--- TEXTO ---
- - - -
Frontera Rock · Cultura & Reflexión
“If you believed they put a man on the moon…”
— R.E.M., Man on the Moon, 1992
Hay ideas que la música lanza sin hacer ruido… y que terminan resonando durante décadas. En 1992, Man on the Moon tomó como excusa a Andy Kaufman para hablar, en el fondo, de otra cosa: la credibilidad. De esa zona incómoda donde lo que vemos, lo que creemos y lo que decidimos cuestionar empiezan a mezclarse.
Hoy, esa zona vuelve a abrirse.
El regreso
Mientras Artemis II se prepara para llevar humanos alrededor de la Luna por primera vez en más de medio siglo —desde los días del Programa Apolo—, una conversación que debería estar cerrada regresa con fuerza: la duda sobre el alunizaje.
No es nueva. Pero tampoco es inocente, y vale la pena preguntarse por qué persiste.
Lo verdaderamente interesante no es la pregunta, sino su persistencia.
Porque hoy no vivimos en una era de ignorancia, sino de saturación. Nunca hemos tenido tanta información disponible… y, al mismo tiempo, nunca había sido tan frágil la confianza en ella. En ese contexto, la canción de R.E.M. deja de ser una referencia cultural y se convierte en un diagnóstico: la realidad ya no compite contra la mentira, sino contra la interpretación.
El mecanismo
Ahí es donde las teorías de conspiración encuentran su terreno más fértil. No funcionan como hipótesis abiertas, sino como sistemas cerrados. No buscan ser refutadas; buscan sobrevivir. Cada dato en contra no las debilita: las fortalece, porque se integra como “prueba” de que existe algo más grande ocultándose detrás.
El filósofo Karl Popper lo planteó con claridad hace décadas: una teoría solo es científica si puede ser refutada. Cuando una idea se vuelve inmune a la evidencia contraria —cuando toda crítica se convierte en prueba adicional—, deja de ser conocimiento y pasa a ser creencia. Una creencia que no necesita verificación porque ya ha decidido su conclusión.
- - - -
(Entradas de datos)
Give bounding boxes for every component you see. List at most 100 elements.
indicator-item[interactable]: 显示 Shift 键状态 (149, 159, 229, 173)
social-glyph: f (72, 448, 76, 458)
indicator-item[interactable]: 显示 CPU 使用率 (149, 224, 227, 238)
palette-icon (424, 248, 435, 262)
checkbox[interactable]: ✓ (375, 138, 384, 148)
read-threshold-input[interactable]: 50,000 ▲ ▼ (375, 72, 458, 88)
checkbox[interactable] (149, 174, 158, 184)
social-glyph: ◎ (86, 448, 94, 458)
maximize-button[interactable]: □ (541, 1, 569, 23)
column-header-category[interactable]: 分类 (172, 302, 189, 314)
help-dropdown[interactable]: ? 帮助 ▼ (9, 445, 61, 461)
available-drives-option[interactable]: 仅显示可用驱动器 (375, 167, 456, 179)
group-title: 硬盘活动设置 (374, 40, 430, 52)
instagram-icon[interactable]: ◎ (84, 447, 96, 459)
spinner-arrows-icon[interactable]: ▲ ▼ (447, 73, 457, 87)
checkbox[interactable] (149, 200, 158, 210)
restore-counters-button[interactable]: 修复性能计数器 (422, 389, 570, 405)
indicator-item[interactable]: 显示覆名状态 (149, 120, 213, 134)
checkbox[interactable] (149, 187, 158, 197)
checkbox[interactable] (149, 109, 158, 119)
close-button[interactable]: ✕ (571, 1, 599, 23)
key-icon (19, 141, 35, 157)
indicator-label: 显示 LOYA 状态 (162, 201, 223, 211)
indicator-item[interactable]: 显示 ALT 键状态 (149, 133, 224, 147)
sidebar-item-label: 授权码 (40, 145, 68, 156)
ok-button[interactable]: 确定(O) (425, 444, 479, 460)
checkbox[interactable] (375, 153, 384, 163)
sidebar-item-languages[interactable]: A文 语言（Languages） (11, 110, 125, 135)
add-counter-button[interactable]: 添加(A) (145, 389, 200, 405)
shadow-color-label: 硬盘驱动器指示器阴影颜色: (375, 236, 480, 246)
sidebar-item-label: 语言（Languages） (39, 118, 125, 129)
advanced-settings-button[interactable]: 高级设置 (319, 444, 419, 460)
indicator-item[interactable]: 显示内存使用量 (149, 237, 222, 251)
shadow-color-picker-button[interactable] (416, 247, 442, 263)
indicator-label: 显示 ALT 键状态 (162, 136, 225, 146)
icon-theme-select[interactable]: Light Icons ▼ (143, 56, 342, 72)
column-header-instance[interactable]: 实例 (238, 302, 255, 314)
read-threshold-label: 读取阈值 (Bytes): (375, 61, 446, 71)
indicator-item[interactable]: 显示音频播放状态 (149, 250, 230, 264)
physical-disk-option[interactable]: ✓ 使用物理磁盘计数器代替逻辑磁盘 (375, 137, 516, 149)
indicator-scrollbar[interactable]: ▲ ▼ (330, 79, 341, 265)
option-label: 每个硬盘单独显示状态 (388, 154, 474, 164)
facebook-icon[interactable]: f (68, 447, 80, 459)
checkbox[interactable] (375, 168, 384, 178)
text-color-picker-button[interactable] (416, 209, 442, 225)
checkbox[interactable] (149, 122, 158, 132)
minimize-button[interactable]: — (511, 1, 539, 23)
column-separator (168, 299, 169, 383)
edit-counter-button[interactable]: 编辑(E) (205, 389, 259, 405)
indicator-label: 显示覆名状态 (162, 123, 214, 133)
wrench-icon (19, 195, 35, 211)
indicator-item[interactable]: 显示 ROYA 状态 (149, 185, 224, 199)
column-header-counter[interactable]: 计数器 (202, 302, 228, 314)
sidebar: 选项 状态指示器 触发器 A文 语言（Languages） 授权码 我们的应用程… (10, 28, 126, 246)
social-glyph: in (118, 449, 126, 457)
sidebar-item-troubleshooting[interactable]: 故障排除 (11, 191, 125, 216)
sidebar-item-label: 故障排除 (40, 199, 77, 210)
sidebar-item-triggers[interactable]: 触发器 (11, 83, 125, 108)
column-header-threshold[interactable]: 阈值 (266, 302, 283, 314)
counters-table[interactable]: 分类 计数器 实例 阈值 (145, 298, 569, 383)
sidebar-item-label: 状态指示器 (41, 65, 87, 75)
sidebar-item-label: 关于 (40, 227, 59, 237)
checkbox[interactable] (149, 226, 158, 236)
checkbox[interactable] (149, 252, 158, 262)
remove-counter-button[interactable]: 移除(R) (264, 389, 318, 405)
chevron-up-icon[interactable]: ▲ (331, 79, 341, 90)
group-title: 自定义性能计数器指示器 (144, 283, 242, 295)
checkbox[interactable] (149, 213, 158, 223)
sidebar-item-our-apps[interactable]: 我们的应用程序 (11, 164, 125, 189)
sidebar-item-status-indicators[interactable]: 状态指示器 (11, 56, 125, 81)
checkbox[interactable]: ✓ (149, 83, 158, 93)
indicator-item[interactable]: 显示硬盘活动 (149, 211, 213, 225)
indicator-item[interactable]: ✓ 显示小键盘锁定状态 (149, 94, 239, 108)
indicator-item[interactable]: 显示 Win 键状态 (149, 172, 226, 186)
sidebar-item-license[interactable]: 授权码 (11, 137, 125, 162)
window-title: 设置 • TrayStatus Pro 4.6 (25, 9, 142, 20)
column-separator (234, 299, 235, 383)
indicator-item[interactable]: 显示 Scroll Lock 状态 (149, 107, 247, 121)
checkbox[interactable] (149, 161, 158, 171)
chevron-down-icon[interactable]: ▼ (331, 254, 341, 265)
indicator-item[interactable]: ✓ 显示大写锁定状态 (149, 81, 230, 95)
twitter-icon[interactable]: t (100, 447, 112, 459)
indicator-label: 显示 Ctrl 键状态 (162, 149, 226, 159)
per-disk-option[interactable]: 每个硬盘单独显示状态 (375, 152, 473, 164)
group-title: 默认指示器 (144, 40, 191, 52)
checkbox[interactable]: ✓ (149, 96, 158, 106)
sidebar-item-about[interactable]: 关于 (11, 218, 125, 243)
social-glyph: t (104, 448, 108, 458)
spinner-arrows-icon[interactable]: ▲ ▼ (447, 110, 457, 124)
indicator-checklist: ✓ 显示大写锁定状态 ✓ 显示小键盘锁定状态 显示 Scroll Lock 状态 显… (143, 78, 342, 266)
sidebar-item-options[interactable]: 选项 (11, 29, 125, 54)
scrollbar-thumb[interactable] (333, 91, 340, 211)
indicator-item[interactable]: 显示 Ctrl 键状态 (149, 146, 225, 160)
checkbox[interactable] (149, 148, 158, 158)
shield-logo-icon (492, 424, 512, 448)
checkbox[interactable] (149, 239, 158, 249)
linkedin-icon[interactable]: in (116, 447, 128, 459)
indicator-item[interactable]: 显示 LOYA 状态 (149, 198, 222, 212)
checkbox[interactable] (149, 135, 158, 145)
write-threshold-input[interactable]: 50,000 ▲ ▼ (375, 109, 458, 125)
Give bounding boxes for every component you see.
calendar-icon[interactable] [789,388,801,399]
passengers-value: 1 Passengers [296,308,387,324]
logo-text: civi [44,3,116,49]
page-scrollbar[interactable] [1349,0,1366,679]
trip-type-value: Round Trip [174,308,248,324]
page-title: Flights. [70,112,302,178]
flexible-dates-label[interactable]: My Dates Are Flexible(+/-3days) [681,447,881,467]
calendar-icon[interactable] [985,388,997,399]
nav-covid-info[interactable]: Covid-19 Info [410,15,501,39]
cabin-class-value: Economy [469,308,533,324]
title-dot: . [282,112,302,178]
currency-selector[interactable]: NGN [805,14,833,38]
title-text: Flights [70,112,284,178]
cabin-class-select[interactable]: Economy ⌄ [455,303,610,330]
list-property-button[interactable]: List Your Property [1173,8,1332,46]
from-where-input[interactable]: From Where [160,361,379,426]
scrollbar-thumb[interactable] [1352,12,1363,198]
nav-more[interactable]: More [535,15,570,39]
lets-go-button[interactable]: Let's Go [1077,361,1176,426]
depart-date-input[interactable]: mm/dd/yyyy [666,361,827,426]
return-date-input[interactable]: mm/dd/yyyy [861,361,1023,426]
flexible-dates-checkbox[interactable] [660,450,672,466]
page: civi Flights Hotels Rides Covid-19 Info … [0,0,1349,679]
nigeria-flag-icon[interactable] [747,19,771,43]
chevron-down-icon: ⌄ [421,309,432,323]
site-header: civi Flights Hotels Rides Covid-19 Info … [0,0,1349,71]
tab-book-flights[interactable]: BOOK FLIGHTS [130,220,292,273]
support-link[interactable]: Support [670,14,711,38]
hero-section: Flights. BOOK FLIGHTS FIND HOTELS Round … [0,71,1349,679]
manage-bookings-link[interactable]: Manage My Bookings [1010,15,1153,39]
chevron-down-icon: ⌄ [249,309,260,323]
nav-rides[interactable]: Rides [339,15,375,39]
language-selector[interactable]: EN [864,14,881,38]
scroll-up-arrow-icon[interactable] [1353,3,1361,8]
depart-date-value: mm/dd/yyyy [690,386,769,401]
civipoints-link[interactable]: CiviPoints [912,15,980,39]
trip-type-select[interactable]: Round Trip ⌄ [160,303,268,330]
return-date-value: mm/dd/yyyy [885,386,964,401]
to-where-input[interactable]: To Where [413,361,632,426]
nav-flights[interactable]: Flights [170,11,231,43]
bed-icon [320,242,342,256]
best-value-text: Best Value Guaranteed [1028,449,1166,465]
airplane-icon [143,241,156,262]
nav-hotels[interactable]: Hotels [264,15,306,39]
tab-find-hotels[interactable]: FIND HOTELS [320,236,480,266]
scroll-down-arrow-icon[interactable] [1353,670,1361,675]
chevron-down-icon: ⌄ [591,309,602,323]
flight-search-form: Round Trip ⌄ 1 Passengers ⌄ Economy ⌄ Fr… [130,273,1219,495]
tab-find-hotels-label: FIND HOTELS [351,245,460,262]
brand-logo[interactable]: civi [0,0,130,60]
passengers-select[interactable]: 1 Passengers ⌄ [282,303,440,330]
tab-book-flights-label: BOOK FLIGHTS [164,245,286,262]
- - - -
--- TAREA 1 ---
Responde según el texto:
(a) ¿En qué año se lanzó Man on the Moon?
(b) ¿Qué misión se prepara para llevar humanos alrededor de la Luna?
(c) Según Karl Popper, ¿qué condición debe cumplir una teoría para ser científica?
--- TAREA 2 ---
Copia del texto, sin cambiar nada, el fragmento que va desde "No es nueva." hasta "grande ocultándose detrás.".
Las entradas proceden de otra fuente.

--- RESPUESTA 1 ---
(a) En 1992.
(b) Artemis II.
(c) Tiene que poder ser refutada.

--- RESPUESTA 2 ---
No es nueva. Pero tampoco es inocente, y vale la pena preguntarse por qué persiste.
Lo verdaderamente interesante no es la pregunta, sino su persistencia.
Porque hoy no vivimos en una era de ignorancia, sino de saturación. Nunca hemos tenido tanta información disponible… y, al mismo tiempo, nunca había sido tan frágil la confianza en ella. En ese contexto, la canción de R.E.M. deja de ser una referencia cultural y se convierte en un diagnóstico: la realidad ya no compite contra la mentira, sino contra la interpretación.
El mecanismo
Ahí es donde las teorías de conspiración encuentran su terreno más fértil. No funcionan como hipótesis abiertas, sino como sistemas cerrados. No buscan ser refutadas; buscan sobrevivir. Cada dato en contra no las debilita: las fortalece, porque se integra como “prueba” de que existe algo más grande ocultándose detrás.